**What the task asks**
Using the listing below, retype only the lines from the line with "Give me the" through the end, both ends included, and exclude the pictures.

**Given information**
· · · · · · ·

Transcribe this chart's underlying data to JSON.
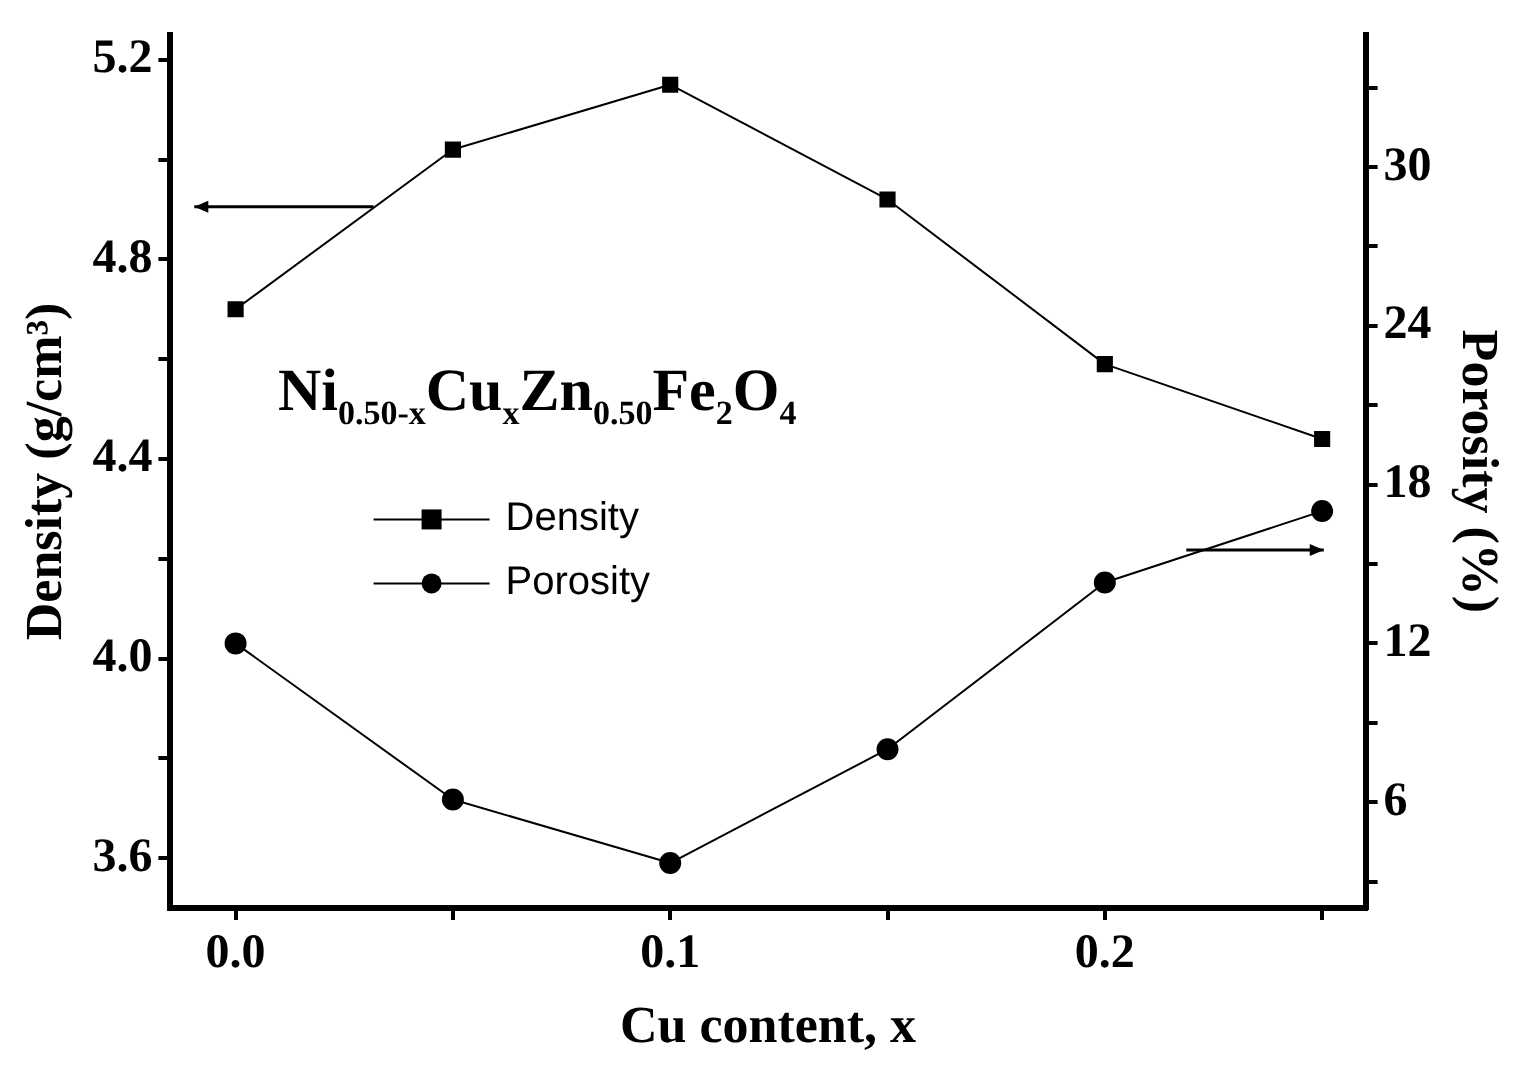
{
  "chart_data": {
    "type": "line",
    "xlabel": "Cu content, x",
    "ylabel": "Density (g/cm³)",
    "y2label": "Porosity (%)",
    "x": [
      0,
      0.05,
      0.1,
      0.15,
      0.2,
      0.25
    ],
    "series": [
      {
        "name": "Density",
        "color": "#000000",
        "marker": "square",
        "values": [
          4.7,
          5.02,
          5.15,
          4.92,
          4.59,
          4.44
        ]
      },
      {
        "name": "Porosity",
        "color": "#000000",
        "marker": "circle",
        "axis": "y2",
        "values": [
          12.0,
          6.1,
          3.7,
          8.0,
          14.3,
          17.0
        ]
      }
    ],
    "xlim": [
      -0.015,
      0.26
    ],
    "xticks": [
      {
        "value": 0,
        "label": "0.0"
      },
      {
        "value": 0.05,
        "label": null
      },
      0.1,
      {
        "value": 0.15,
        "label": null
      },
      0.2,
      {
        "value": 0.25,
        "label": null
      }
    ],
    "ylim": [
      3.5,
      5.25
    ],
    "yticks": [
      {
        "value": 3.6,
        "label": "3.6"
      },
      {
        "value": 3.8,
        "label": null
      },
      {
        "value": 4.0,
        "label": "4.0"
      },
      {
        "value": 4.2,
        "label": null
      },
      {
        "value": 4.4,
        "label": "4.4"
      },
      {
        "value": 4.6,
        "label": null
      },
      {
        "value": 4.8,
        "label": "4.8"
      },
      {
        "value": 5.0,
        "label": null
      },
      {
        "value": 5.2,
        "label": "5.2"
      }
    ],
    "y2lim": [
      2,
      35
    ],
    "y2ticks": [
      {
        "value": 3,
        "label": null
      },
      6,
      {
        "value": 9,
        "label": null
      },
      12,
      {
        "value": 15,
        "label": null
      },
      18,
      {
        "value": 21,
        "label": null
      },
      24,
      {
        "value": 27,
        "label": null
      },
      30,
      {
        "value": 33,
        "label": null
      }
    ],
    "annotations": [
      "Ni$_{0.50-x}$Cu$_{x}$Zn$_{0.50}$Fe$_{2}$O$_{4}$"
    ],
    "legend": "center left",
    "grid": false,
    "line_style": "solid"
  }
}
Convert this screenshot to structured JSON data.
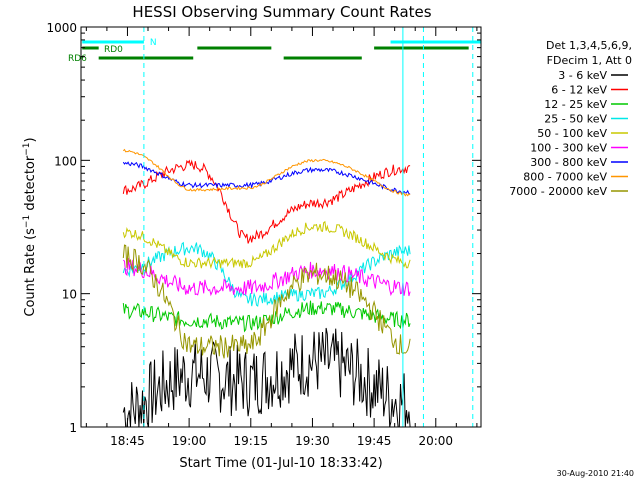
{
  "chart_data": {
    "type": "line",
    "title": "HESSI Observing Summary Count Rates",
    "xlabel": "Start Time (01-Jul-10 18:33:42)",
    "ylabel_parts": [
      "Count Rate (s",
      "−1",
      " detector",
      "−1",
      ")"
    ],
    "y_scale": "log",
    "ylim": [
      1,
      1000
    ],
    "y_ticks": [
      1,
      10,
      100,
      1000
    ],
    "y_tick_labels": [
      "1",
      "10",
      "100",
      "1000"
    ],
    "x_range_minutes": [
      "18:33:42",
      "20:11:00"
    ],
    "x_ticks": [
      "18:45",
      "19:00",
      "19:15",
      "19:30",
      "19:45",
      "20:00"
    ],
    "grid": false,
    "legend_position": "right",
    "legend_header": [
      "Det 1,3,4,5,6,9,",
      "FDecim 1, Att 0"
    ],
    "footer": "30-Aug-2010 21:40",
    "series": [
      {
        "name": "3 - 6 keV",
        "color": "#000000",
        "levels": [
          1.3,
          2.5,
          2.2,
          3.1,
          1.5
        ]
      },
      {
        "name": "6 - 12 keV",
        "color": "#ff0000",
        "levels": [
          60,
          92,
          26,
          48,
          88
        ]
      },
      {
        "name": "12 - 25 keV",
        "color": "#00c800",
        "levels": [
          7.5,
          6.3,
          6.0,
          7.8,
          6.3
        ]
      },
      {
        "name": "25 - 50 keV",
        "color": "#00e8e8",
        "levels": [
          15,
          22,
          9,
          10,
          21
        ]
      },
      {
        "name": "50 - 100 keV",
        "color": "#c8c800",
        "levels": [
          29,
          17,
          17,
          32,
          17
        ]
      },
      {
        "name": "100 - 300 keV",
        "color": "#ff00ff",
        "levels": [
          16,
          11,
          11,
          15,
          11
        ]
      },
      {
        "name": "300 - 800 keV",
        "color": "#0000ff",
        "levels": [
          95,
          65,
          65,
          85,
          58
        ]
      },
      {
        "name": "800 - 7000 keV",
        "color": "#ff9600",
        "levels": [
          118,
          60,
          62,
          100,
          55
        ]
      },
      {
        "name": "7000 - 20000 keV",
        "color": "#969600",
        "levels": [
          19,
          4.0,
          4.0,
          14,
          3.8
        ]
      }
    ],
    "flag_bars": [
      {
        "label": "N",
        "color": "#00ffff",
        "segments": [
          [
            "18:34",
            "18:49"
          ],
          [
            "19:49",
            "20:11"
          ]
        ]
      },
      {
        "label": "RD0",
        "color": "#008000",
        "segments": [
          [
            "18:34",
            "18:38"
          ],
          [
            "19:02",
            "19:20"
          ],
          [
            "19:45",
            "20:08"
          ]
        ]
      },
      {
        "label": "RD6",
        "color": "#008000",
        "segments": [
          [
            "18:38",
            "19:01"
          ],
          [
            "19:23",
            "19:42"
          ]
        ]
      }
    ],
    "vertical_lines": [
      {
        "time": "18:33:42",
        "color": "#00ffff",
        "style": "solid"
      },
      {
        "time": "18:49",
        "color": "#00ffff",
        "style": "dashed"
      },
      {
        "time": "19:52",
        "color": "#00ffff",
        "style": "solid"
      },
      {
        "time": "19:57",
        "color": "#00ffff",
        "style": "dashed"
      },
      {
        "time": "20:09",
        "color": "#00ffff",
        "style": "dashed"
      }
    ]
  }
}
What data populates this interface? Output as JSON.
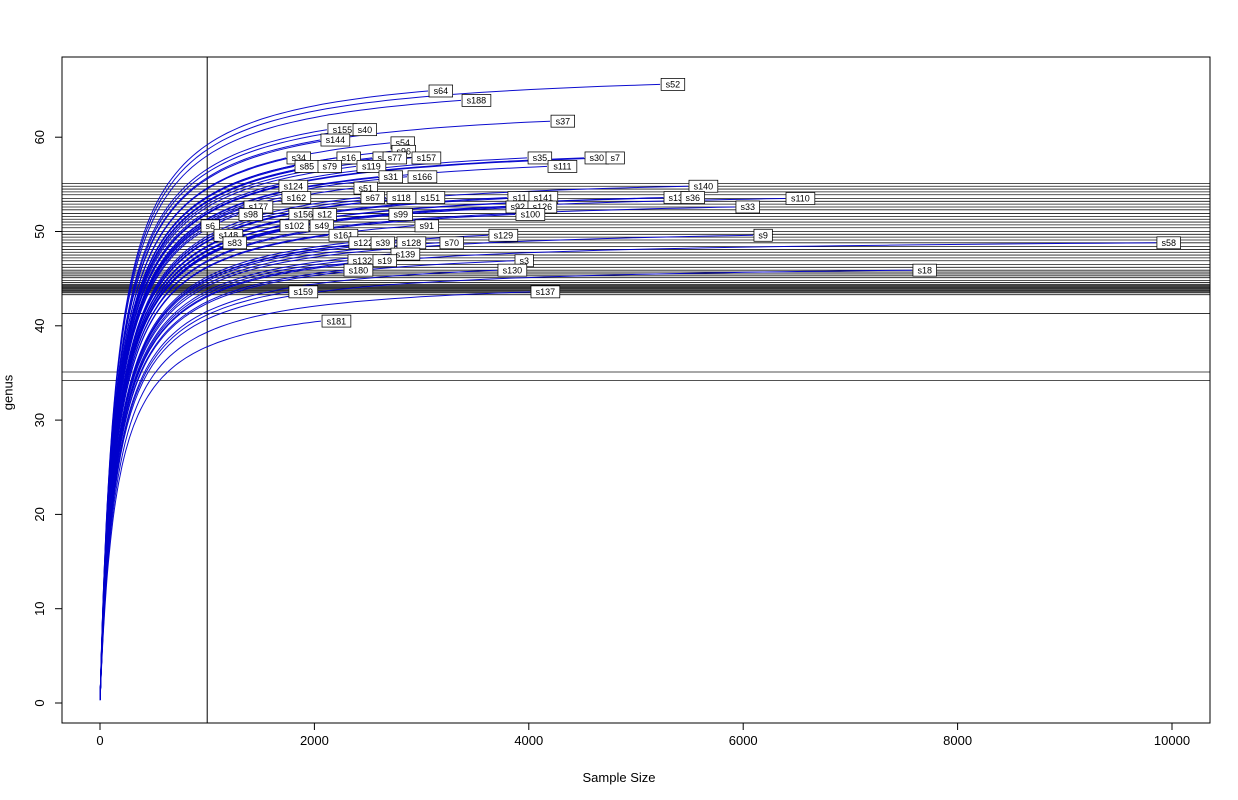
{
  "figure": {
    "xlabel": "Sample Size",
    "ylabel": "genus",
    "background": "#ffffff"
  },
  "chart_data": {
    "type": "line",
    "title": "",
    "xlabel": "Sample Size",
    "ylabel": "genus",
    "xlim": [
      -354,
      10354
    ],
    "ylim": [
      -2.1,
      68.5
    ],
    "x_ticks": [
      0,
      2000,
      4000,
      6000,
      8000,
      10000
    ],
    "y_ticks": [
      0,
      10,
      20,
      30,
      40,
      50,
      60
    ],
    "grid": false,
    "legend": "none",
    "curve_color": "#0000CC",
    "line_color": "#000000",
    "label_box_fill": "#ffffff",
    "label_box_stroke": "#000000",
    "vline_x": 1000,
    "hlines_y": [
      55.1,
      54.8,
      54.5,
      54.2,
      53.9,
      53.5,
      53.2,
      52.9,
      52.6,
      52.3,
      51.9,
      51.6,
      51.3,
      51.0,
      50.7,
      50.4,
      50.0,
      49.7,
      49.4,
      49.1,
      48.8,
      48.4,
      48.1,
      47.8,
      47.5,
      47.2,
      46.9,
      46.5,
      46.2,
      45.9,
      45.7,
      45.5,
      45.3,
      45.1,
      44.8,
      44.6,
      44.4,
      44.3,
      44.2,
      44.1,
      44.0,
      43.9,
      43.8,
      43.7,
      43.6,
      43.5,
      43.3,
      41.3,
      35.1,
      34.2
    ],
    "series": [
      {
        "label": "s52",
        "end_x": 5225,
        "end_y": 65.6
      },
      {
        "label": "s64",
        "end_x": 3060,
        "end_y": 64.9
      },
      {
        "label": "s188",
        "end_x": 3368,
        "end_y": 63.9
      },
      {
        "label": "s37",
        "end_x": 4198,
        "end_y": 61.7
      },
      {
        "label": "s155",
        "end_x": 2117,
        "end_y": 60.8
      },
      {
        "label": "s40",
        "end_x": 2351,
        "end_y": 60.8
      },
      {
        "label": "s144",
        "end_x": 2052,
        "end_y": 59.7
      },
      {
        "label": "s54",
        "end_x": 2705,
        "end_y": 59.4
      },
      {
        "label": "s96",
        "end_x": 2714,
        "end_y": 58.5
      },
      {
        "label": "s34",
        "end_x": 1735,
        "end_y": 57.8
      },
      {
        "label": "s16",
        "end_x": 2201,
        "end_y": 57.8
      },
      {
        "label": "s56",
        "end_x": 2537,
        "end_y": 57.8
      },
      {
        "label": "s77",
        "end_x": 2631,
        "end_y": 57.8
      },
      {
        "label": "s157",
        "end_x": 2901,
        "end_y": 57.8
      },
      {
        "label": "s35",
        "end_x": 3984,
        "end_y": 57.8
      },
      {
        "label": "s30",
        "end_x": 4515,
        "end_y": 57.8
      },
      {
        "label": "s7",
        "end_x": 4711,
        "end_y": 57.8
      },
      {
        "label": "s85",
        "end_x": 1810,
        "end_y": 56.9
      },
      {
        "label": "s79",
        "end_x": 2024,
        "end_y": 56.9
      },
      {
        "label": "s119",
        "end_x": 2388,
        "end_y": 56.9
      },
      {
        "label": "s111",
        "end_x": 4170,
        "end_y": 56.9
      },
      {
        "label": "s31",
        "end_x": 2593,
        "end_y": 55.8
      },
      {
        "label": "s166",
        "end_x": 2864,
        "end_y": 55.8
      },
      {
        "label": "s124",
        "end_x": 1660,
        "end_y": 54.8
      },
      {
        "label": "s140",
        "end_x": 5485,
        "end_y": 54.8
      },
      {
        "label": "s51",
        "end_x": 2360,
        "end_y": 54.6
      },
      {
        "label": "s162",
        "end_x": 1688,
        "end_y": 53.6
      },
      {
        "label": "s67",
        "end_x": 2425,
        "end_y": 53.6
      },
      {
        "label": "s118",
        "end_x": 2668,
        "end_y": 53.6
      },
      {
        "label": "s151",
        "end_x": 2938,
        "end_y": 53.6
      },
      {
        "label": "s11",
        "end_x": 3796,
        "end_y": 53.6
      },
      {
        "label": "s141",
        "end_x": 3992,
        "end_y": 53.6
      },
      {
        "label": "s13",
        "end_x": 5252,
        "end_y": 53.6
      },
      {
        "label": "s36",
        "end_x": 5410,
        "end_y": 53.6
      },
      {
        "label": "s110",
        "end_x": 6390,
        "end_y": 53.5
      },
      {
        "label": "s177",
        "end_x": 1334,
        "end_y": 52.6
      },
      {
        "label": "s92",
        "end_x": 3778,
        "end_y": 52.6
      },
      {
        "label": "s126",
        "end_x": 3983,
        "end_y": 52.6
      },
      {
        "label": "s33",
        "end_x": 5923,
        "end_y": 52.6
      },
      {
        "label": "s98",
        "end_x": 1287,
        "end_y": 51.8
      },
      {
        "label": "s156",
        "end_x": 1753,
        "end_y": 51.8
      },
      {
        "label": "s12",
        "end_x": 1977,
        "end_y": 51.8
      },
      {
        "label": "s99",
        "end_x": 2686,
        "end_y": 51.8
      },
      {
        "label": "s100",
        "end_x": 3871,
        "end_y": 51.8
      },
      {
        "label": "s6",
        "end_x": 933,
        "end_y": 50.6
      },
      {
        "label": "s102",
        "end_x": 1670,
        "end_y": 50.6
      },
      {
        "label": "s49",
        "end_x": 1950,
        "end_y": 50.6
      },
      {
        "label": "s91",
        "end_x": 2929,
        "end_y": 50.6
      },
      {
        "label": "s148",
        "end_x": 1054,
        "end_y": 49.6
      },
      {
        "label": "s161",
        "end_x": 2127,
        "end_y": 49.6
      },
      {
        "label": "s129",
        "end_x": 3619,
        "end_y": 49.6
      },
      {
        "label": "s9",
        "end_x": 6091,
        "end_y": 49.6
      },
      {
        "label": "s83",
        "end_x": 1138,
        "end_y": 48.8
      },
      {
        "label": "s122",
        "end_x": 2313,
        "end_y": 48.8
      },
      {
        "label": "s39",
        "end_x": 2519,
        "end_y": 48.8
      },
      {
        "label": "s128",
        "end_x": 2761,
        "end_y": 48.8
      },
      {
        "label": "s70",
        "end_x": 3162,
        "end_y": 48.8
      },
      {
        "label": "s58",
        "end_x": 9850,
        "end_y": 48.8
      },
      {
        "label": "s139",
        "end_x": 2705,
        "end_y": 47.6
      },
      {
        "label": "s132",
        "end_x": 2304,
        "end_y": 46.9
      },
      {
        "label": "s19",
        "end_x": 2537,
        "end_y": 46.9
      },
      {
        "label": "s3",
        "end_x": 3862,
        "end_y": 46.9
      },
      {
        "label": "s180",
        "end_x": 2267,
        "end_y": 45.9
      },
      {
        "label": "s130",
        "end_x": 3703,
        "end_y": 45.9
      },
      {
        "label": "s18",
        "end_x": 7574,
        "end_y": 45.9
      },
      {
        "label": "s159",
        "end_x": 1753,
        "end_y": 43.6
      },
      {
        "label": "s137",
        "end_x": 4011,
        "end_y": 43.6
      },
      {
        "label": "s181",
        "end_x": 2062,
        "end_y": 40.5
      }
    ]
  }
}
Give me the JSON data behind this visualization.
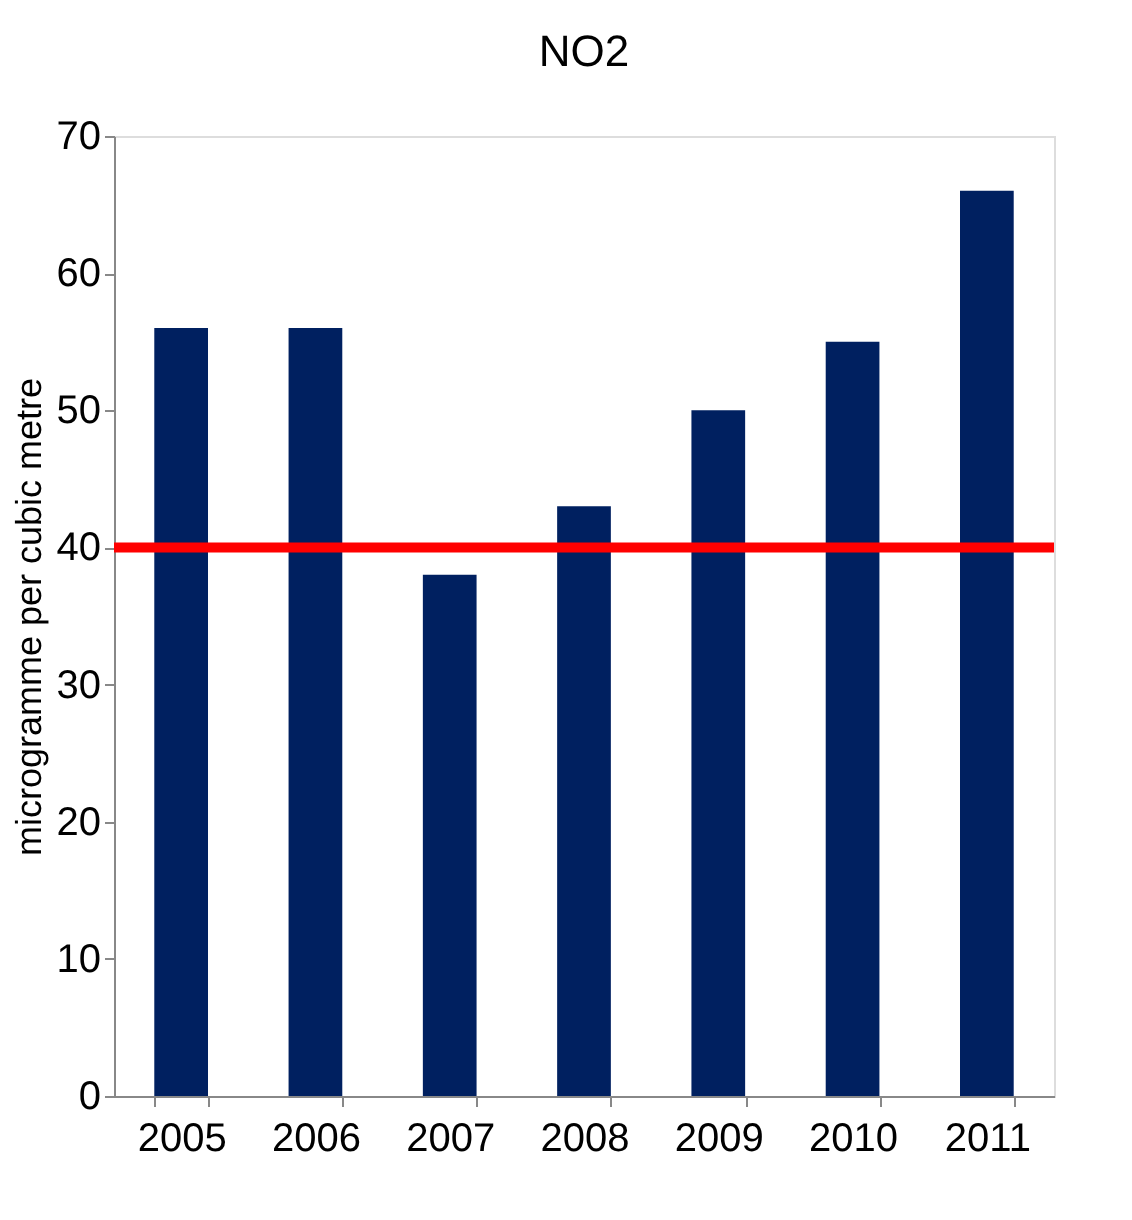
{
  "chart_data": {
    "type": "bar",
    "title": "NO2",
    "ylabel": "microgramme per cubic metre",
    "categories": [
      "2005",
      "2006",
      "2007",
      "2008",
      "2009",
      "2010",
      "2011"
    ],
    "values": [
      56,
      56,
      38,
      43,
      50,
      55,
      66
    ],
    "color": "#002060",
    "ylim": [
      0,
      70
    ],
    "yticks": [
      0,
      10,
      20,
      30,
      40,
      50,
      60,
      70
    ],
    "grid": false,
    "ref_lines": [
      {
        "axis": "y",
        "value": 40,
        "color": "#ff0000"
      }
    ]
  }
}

· · · · · · ·

**Correct response**
Give me the JSON data behind this visualization.
{
  "chart_data": {
    "type": "bar",
    "title": "NO2",
    "ylabel": "microgramme per cubic metre",
    "categories": [
      "2005",
      "2006",
      "2007",
      "2008",
      "2009",
      "2010",
      "2011"
    ],
    "values": [
      56,
      56,
      38,
      43,
      50,
      55,
      66
    ],
    "color": "#002060",
    "ylim": [
      0,
      70
    ],
    "yticks": [
      0,
      10,
      20,
      30,
      40,
      50,
      60,
      70
    ],
    "grid": false,
    "ref_lines": [
      {
        "axis": "y",
        "value": 40,
        "color": "#ff0000"
      }
    ]
  }
}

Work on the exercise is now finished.